(Figure record extracts)
※ ※ ※

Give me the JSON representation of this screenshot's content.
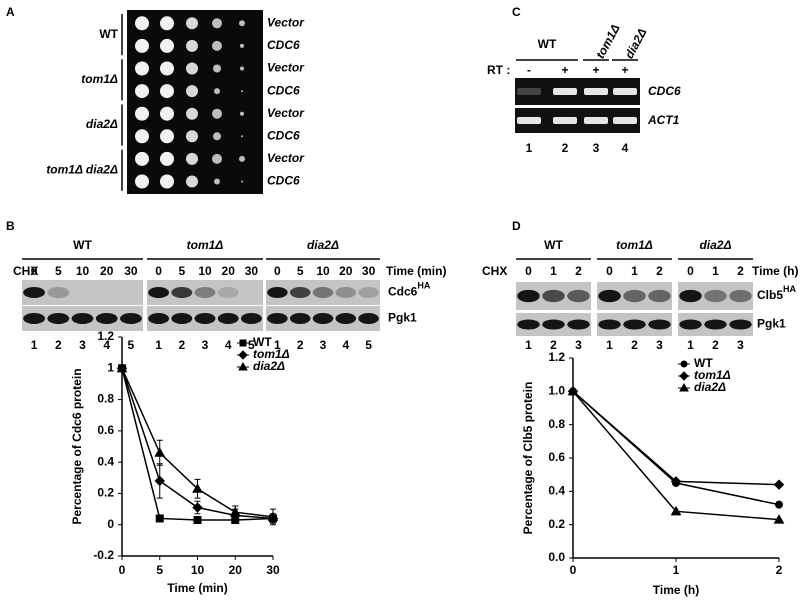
{
  "panel_a": {
    "label": "A",
    "strains": [
      {
        "name": "WT",
        "plasmids": [
          "Vector",
          "CDC6"
        ]
      },
      {
        "name": "tom1Δ",
        "plasmids": [
          "Vector",
          "CDC6"
        ]
      },
      {
        "name": "dia2Δ",
        "plasmids": [
          "Vector",
          "CDC6"
        ]
      },
      {
        "name": "tom1Δ dia2Δ",
        "plasmids": [
          "Vector",
          "CDC6"
        ]
      }
    ]
  },
  "panel_c": {
    "label": "C",
    "rt_label": "RT :",
    "groups": [
      {
        "name": "WT",
        "rt": [
          "-",
          "+"
        ],
        "lanes": [
          "1",
          "2"
        ]
      },
      {
        "name": "tom1Δ",
        "rt": [
          "+"
        ],
        "lanes": [
          "3"
        ]
      },
      {
        "name": "dia2Δ",
        "rt": [
          "+"
        ],
        "lanes": [
          "4"
        ]
      }
    ],
    "genes": [
      "CDC6",
      "ACT1"
    ]
  },
  "panel_b": {
    "label": "B",
    "chx": "CHX",
    "time_label": "Time (min)",
    "groups": [
      {
        "name": "WT",
        "times": [
          "0",
          "5",
          "10",
          "20",
          "30"
        ],
        "lanes": [
          "1",
          "2",
          "3",
          "4",
          "5"
        ]
      },
      {
        "name": "tom1Δ",
        "times": [
          "0",
          "5",
          "10",
          "20",
          "30"
        ],
        "lanes": [
          "1",
          "2",
          "3",
          "4",
          "5"
        ]
      },
      {
        "name": "dia2Δ",
        "times": [
          "0",
          "5",
          "10",
          "20",
          "30"
        ],
        "lanes": [
          "1",
          "2",
          "3",
          "4",
          "5"
        ]
      }
    ],
    "blots": [
      {
        "name": "Cdc6",
        "sup": "HA"
      },
      {
        "name": "Pgk1"
      }
    ]
  },
  "panel_d": {
    "label": "D",
    "chx": "CHX",
    "time_label": "Time (h)",
    "groups": [
      {
        "name": "WT",
        "times": [
          "0",
          "1",
          "2"
        ],
        "lanes": [
          "1",
          "2",
          "3"
        ]
      },
      {
        "name": "tom1Δ",
        "times": [
          "0",
          "1",
          "2"
        ],
        "lanes": [
          "1",
          "2",
          "3"
        ]
      },
      {
        "name": "dia2Δ",
        "times": [
          "0",
          "1",
          "2"
        ],
        "lanes": [
          "1",
          "2",
          "3"
        ]
      }
    ],
    "blots": [
      {
        "name": "Clb5",
        "sup": "HA"
      },
      {
        "name": "Pgk1"
      }
    ]
  },
  "chart_data": [
    {
      "type": "line",
      "xlabel": "Time (min)",
      "ylabel": "Percentage of Cdc6 protein",
      "categories": [
        "0",
        "5",
        "10",
        "20",
        "30"
      ],
      "ylim": [
        -0.2,
        1.2
      ],
      "yticks": [
        -0.2,
        0,
        0.2,
        0.4,
        0.6,
        0.8,
        1,
        1.2
      ],
      "legend": "upper right",
      "series": [
        {
          "name": "WT",
          "color": "#000000",
          "marker": "square",
          "values": [
            1,
            0.04,
            0.03,
            0.03,
            0.04
          ],
          "errors": [
            0,
            0.01,
            0.01,
            0.01,
            0.02
          ]
        },
        {
          "name": "tom1Δ",
          "color": "#000000",
          "marker": "diamond",
          "values": [
            1,
            0.28,
            0.11,
            0.06,
            0.04
          ],
          "errors": [
            0,
            0.11,
            0.04,
            0.04,
            0.03
          ]
        },
        {
          "name": "dia2Δ",
          "color": "#000000",
          "marker": "triangle",
          "values": [
            1,
            0.46,
            0.23,
            0.08,
            0.05
          ],
          "errors": [
            0,
            0.08,
            0.06,
            0.04,
            0.05
          ]
        }
      ]
    },
    {
      "type": "line",
      "xlabel": "Time (h)",
      "ylabel": "Percentage of Clb5 protein",
      "x": [
        0,
        1,
        2
      ],
      "xlim": [
        0,
        2
      ],
      "xticks": [
        0,
        1,
        2
      ],
      "ylim": [
        0,
        1.2
      ],
      "yticks": [
        {
          "value": 0,
          "label": "0.0"
        },
        {
          "value": 0.2,
          "label": "0.2"
        },
        {
          "value": 0.4,
          "label": "0.4"
        },
        {
          "value": 0.6,
          "label": "0.6"
        },
        {
          "value": 0.8,
          "label": "0.8"
        },
        {
          "value": 1,
          "label": "1.0"
        },
        {
          "value": 1.2,
          "label": "1.2"
        }
      ],
      "legend": "upper right",
      "series": [
        {
          "name": "WT",
          "color": "#000000",
          "marker": "circle",
          "values": [
            1,
            0.45,
            0.32
          ]
        },
        {
          "name": "tom1Δ",
          "color": "#000000",
          "marker": "diamond",
          "values": [
            1,
            0.46,
            0.44
          ]
        },
        {
          "name": "dia2Δ",
          "color": "#000000",
          "marker": "triangle",
          "values": [
            1,
            0.28,
            0.23
          ]
        }
      ]
    }
  ]
}
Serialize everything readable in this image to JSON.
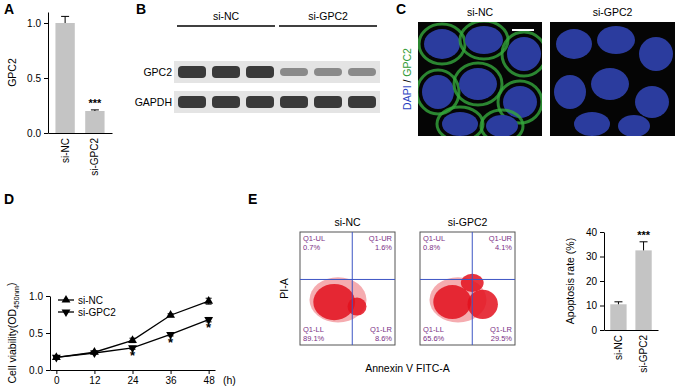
{
  "panel_labels": [
    "A",
    "B",
    "C",
    "D",
    "E"
  ],
  "blot": {
    "groups": [
      "si-NC",
      "si-GPC2"
    ],
    "proteins": [
      "GPC2",
      "GAPDH"
    ]
  },
  "image": {
    "titles": [
      "si-NC",
      "si-GPC2"
    ],
    "stain": [
      "DAPI",
      " / ",
      "GPC2"
    ]
  },
  "chart_data": [
    {
      "type": "bar",
      "y_label": "GPC2",
      "categories": [
        "si-NC",
        "si-GPC2"
      ],
      "values": [
        1.0,
        0.2
      ],
      "errors": [
        0.06,
        0.01
      ],
      "color": "#c4c4c4",
      "ylim": [
        0,
        1.1
      ],
      "yticks": [
        {
          "value": 0,
          "label": "0.0"
        },
        {
          "value": 0.5,
          "label": "0.5"
        },
        {
          "value": 1,
          "label": "1.0"
        }
      ],
      "annotations": [
        {
          "text": "***",
          "category": "si-GPC2"
        }
      ]
    },
    {
      "type": "line",
      "y_label": [
        "Cell viability(OD",
        "450nm",
        ")"
      ],
      "x_label": "(h)",
      "x": [
        0,
        12,
        24,
        36,
        48
      ],
      "xlim": [
        -2,
        50
      ],
      "xticks": [
        0,
        12,
        24,
        36,
        48
      ],
      "ylim": [
        0,
        1
      ],
      "yticks": [
        {
          "value": 0,
          "label": "0.0"
        },
        {
          "value": 0.5,
          "label": "0.5"
        },
        {
          "value": 1,
          "label": "1.0"
        }
      ],
      "legend": "upper left",
      "series": [
        {
          "name": "si-NC",
          "color": "#000000",
          "marker": "triangle-up",
          "values": [
            0.17,
            0.24,
            0.4,
            0.74,
            0.93
          ],
          "errors": [
            0.01,
            0.02,
            0.03,
            0.02,
            0.04
          ]
        },
        {
          "name": "si-GPC2",
          "color": "#000000",
          "marker": "triangle-down",
          "values": [
            0.17,
            0.23,
            0.3,
            0.48,
            0.68
          ],
          "errors": [
            0.01,
            0.01,
            0.02,
            0.02,
            0.03
          ]
        }
      ],
      "annotations": [
        {
          "text": "*",
          "x": 24,
          "y": 0.2
        },
        {
          "text": "*",
          "x": 36,
          "y": 0.38
        },
        {
          "text": "*",
          "x": 48,
          "y": 0.58
        }
      ]
    },
    {
      "type": "flow_cytometry",
      "x_label": "Annexin V FITC-A",
      "y_label": "PI-A",
      "color": "#e3101d",
      "panels": [
        {
          "title": "si-NC",
          "quadrants": [
            {
              "name": "Q1-UL",
              "value": 0.7,
              "label": "0.7%"
            },
            {
              "name": "Q1-UR",
              "value": 1.6,
              "label": "1.6%"
            },
            {
              "name": "Q1-LL",
              "value": 89.1,
              "label": "89.1%"
            },
            {
              "name": "Q1-LR",
              "value": 8.6,
              "label": "8.6%"
            }
          ]
        },
        {
          "title": "si-GPC2",
          "quadrants": [
            {
              "name": "Q1-UL",
              "value": 0.8,
              "label": "0.8%"
            },
            {
              "name": "Q1-UR",
              "value": 4.1,
              "label": "4.1%"
            },
            {
              "name": "Q1-LL",
              "value": 65.6,
              "label": "65.6%"
            },
            {
              "name": "Q1-LR",
              "value": 29.5,
              "label": "29.5%"
            }
          ]
        }
      ]
    },
    {
      "type": "bar",
      "y_label": "Apoptosis rate (%)",
      "categories": [
        "si-NC",
        "si-GPC2"
      ],
      "values": [
        10.5,
        32.5
      ],
      "errors": [
        1.0,
        3.5
      ],
      "color": "#c4c4c4",
      "ylim": [
        0,
        40
      ],
      "yticks": [
        0,
        10,
        20,
        30,
        40
      ],
      "annotations": [
        {
          "text": "***",
          "category": "si-GPC2"
        }
      ]
    }
  ]
}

※ ※ ※

▶ _To do_: Lines that hold "this" are the ones to copy, so pick each out from the data.

▶ _Solved exercise_:
Give me the JSON representation of this screenshot's content.
Serialize everything readable in this image to JSON.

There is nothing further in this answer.